課題: アスベスト被害をめぐる退職者の団体交渉権についての記事を読み、その最後の文に続く部分を書いてください。

文書抜粋:

◆ ◆ ◆ ◆ ◆

在職中のアスベスト被害をめぐり、退職者の団体交渉権を認めないとした兵庫県労働委員会の決定について、11月10日、最高裁(宮川光治裁判長)は県と住友ゴムの上告を退け、退職者の団交権を認めた大阪高裁判決が確定した。

 事件の経過

住友ゴム前でNHKの資材を受ける組合員
 2006年10月、住友ゴムの元従業員と遺族が「ひょうごユニオン」に加入し、住友ゴムに対して、企業補償制度の創設などを求め、団体交渉を申し入れたが住友ゴムは「従業員でない」と拒否。ユニオンは、兵庫県労働委員会に不当労働行為の救済申立を行ったが、07年7月、県労委は、「雇用する労働者ではない」として申立を却下した。

 ユニオンは07年12月、県労委命令の取消しを求め神戸地裁に提訴し、08年12月に神戸地裁で退職労働者の団体交渉権を認める全国初の司法判決を勝ち取った。

 県労委は控訴したが、大阪高裁は控訴を棄却。さらに最高裁へ上告したが、11年11月10日、これを棄却し、大阪高裁判決が確定した。

 ユニオンが住友ゴムに対して最初の団体交渉を申し入れてから5年が経過した。この判決は、全国のアスベスト被害者、遺族、元従業員にとって待ち続けた判決である。

 
退職者に大きな力

 アスベストによる疾病は、それを吸い込んでから30年?50年もの長い潜伏期間を経て発症するため、圧倒的多くの被災者は、退職していることが多い。また、本人が死亡していることもある。遺族が、夫のアスベスト曝露の実態を立証するのは困難を極める。

◆ ◆ ◆ ◆ ◆

提供データ:
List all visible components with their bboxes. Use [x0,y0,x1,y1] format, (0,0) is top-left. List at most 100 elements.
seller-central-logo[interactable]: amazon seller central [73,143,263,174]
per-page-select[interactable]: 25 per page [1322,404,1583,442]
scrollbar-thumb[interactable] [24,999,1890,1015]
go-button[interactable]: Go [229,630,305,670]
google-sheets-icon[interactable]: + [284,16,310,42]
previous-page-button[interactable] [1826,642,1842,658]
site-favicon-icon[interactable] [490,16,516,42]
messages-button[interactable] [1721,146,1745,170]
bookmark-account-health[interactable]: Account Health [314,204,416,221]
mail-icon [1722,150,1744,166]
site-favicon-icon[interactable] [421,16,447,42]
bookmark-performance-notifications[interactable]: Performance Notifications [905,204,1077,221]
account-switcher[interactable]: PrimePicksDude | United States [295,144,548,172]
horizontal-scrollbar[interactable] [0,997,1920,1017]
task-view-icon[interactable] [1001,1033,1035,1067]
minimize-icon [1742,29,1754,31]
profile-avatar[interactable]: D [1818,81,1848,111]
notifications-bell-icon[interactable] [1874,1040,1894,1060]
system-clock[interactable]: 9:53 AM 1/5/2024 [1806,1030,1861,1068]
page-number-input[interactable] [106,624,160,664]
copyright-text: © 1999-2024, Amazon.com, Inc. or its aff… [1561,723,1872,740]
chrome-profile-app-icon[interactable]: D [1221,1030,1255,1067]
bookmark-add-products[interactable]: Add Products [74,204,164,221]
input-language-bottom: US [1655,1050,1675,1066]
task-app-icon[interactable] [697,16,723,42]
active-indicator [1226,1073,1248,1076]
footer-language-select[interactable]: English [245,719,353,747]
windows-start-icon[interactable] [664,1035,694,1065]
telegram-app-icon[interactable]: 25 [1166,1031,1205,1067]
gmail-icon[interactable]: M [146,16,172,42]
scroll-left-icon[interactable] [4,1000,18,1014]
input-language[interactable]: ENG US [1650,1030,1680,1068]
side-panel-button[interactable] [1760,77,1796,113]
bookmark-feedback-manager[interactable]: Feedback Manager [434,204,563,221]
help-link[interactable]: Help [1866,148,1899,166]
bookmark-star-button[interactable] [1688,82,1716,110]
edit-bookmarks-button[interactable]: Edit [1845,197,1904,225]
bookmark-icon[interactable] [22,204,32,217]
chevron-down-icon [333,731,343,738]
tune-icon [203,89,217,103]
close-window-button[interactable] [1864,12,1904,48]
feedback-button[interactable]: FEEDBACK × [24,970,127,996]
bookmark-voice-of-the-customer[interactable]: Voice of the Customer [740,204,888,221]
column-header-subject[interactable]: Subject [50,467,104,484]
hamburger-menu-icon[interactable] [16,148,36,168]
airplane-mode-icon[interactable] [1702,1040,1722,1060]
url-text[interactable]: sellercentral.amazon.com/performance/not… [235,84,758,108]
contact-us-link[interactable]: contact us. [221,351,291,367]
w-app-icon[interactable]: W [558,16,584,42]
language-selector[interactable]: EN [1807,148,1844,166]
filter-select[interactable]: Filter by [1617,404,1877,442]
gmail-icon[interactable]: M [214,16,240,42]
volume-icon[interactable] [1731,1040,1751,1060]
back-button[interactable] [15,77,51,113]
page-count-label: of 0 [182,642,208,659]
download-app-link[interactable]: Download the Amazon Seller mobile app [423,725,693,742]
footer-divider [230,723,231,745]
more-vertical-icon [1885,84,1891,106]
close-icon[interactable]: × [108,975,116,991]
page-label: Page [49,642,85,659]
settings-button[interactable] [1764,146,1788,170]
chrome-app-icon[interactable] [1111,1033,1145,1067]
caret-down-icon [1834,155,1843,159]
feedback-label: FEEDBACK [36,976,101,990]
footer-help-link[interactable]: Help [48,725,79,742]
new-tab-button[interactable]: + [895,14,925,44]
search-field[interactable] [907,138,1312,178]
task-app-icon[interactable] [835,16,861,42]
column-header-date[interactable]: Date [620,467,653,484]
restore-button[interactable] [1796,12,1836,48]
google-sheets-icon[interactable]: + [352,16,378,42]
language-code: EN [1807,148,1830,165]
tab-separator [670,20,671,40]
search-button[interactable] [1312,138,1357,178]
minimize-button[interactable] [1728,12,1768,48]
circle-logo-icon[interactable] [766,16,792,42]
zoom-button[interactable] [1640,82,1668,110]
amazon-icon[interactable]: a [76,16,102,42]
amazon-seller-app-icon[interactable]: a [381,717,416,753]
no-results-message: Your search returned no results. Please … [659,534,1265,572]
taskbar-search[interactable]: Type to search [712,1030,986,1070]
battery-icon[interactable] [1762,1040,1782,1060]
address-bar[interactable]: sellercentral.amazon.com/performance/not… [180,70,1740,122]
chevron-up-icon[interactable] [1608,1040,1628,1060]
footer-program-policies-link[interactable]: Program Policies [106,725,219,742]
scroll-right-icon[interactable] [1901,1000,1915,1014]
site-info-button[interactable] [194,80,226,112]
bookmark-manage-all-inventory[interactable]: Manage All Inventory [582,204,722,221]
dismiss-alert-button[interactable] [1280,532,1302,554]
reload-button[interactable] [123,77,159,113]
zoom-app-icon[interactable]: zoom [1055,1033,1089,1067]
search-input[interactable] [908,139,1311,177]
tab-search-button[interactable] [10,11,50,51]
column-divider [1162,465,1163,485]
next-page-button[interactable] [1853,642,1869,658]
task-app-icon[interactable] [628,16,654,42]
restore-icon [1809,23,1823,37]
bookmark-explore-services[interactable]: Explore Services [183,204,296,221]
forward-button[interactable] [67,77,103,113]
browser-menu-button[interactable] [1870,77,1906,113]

◆ ◆ ◆ ◆ ◆

解答:
 訴訟となれば、解決に長時間を要す。時効の問題や証明責任など、被害者側の負担があまりにも多く、その結果、被害者であるのに「謝罪も補償もされない」可能性が高くなる。予後の悪いアスベスト疾患の患者・家族にとって二重三重の負担が強いられるのだ。

 会社側が「団体交渉ではなく、民事訴訟でやればよいではないか」という理由は、そうしたことを見ているのである。それに引き替え、団体交渉には裁判にない柔軟性がある。退職者にも団交応諾義務を認めた最高裁の決定は、アスベスト被害を受けた退職者に大きな力を与えた。

 ひょうごユニオンやアスベストユニオンが、アスベスト被害者の問題で交渉を申し入れてきた企業は数十社にものぼるが、そのほとんどは交渉で解決してきた。ホンの一部の企業だけが責任を認めようとせず、ユニオンや退職者、遺族に背を向けてきたのである。

 現在、同様の事案が中労委や各地の労働委員会、そして裁判所で係争中であるが、今回の最高裁の決定がこれらの訴訟等に与える影響は必至である。

 
よりよい補償制度に

 住友ゴムでのアスベスト健康被害は拡がりをみせており、住友ゴムで労災認定された8人(遺族)全員がユニオンに加入している。住友ゴムは勝手に独自の労災企業補償制度を新設した。しかしこの制度は、補償に年齢格差がある。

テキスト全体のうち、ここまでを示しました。